Health

The Health module provides uptime/probing endpoints for external monitoring (Kubernetes, load balancer, Sentry, etc.) and one admin endpoint to toggle the system-wide maintenance mode. The user-facing endpoints are @Public() and do not pass through the global ResponseInterceptor — the response is returned as-is via res.json(...). The admin endpoint follows the standard envelope and is guarded by an ACL permission.

Property	Value
Base URL	`{HOST}/v1`
Auth	Public for probe endpoints · Bearer JWT for admin maintenance toggle
Content-Type	`application/json`
Error envelope	Probe endpoints use the raw shape (see per-endpoint) · Admin endpoint uses the standard `{ "message", "statusCode", "error" }`
Validation	Global `ValidationPipe` · `whitelist: true`, `forbidNonWhitelisted: true`
Related modules	infrastructure, monitoring (Sentry, k8s probes)
Document version	v1 · 2026-05-25
Source synced	`backend-mvp` @ `e0afbefe` · 2026-05-25
Audience	Internal FE devs (status page widget) + ops/infra

Summary

Public endpoints do not require Bearer and are used for uptime monitoring / readiness probes. The admin endpoint POST /admin/maintenance/toggle enables / disables the in-memory maintenanceMode flag in HealthService — when active, all probe endpoints return maintenance status (HTTP 503).

Method	Path	Auth	Summary
GET	`/v1/health`	public	Full status (DB, Mongo, uptime, version)
GET	`/v1/status`	public	Simple status (ok / maintenance / degraded)
GET	`/v1/ping`	public	Simple ping-pong
GET	`/v1/ready`	public	Kubernetes readiness probe
GET	`/v1/live`	public	Kubernetes liveness probe
POST	`/v1/admin/maintenance/toggle`	bearer	Enable/disable maintenance mode (admin)

The user-facing probe endpoints are not wrapped in the { status, statusCode, message, data } envelope — the controller calls res.json(...) directly. FE should parse the raw shape exactly as shown in each card.
The admin POST /admin/maintenance/toggle endpoint still passes through the global interceptor → the response is wrapped in the standard envelope.
Maintenance mode is in-memory per-instance — if the backend is running multi-replica, the toggle needs to be propagated to each instance.
HTTP status reflects the system condition: 200 ok, 503 maintenance, 503 degraded (a critical service — DB or Mongo — is unhealthy).
Only database + mongodb are critical and drive the status/HTTP code. smtp + objectStorage are optional — if they fail the system stays 200 ok and only the message changes.

`GET /v1/health` public

Full system status: MySQL + MongoDB connectivity, uptime in seconds, version, and timestamp. Suitable for a status dashboard or in-depth check.

public

Response — `200 OK` (all services healthy)

Bounding box entries
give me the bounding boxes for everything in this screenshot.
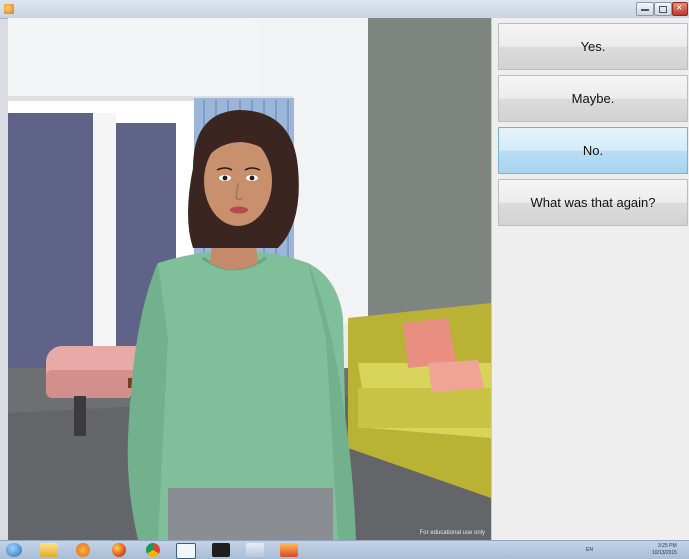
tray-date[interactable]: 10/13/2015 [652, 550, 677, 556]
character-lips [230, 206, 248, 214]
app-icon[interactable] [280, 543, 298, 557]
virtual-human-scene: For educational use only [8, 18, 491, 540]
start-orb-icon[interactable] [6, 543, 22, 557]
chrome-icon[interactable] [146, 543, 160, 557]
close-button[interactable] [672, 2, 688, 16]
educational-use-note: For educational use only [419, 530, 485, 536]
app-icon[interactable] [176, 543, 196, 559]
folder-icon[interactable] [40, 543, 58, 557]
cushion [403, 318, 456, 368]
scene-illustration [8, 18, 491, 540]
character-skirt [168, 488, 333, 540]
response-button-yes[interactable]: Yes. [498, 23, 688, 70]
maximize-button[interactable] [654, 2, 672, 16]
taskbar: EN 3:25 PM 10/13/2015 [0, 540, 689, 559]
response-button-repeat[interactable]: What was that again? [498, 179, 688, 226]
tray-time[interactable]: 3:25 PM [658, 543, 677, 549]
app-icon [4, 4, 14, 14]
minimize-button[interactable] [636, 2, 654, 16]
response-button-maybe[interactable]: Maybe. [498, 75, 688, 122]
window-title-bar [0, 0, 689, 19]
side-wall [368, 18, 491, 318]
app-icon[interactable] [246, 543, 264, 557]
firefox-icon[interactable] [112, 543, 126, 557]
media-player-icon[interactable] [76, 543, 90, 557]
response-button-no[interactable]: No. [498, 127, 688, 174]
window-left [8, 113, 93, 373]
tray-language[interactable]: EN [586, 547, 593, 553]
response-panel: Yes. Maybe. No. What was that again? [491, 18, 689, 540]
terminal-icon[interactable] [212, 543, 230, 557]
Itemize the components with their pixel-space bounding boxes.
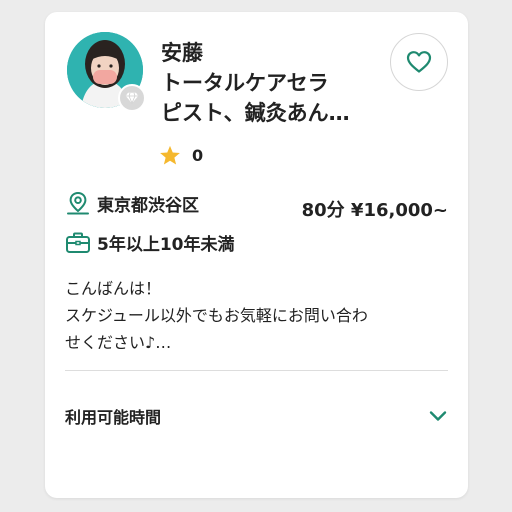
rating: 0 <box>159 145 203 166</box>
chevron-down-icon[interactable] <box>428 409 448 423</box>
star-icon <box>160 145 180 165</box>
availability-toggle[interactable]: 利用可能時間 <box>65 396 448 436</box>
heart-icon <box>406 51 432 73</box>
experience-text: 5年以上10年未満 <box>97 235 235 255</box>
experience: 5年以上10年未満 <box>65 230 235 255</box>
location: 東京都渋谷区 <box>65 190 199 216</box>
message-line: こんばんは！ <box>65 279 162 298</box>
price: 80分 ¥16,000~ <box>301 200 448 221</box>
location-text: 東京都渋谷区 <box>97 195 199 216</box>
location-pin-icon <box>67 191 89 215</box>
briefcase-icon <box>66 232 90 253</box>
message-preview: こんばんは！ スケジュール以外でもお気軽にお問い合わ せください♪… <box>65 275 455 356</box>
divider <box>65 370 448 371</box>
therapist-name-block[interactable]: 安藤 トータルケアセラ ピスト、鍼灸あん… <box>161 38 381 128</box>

### WRITTEN EXERCISE 1
In the endpoint table of the Health module page, which paths are marked as public? Give every one.
### WRITTEN EXERCISE 2
From the Health module page, extract the passage from "Public endpoints do" to "maintenance / degraded)", reproducing it word for word.

### FULL ANSWER 1
- `/v1/health`
- `/v1/status`
- `/v1/ping`
- `/v1/ready`
- `/v1/live`

### FULL ANSWER 2
Public endpoints do not require Bearer and are used for uptime monitoring / readiness probes. The admin endpoint POST /admin/maintenance/toggle enables / disables the in-memory maintenanceMode flag in HealthService — when active, all probe endpoints return maintenance status (HTTP 503).

Method	Path	Auth	Summary
GET	`/v1/health`	public	Full status (DB, Mongo, uptime, version)
GET	`/v1/status`	public	Simple status (ok / maintenance / degraded)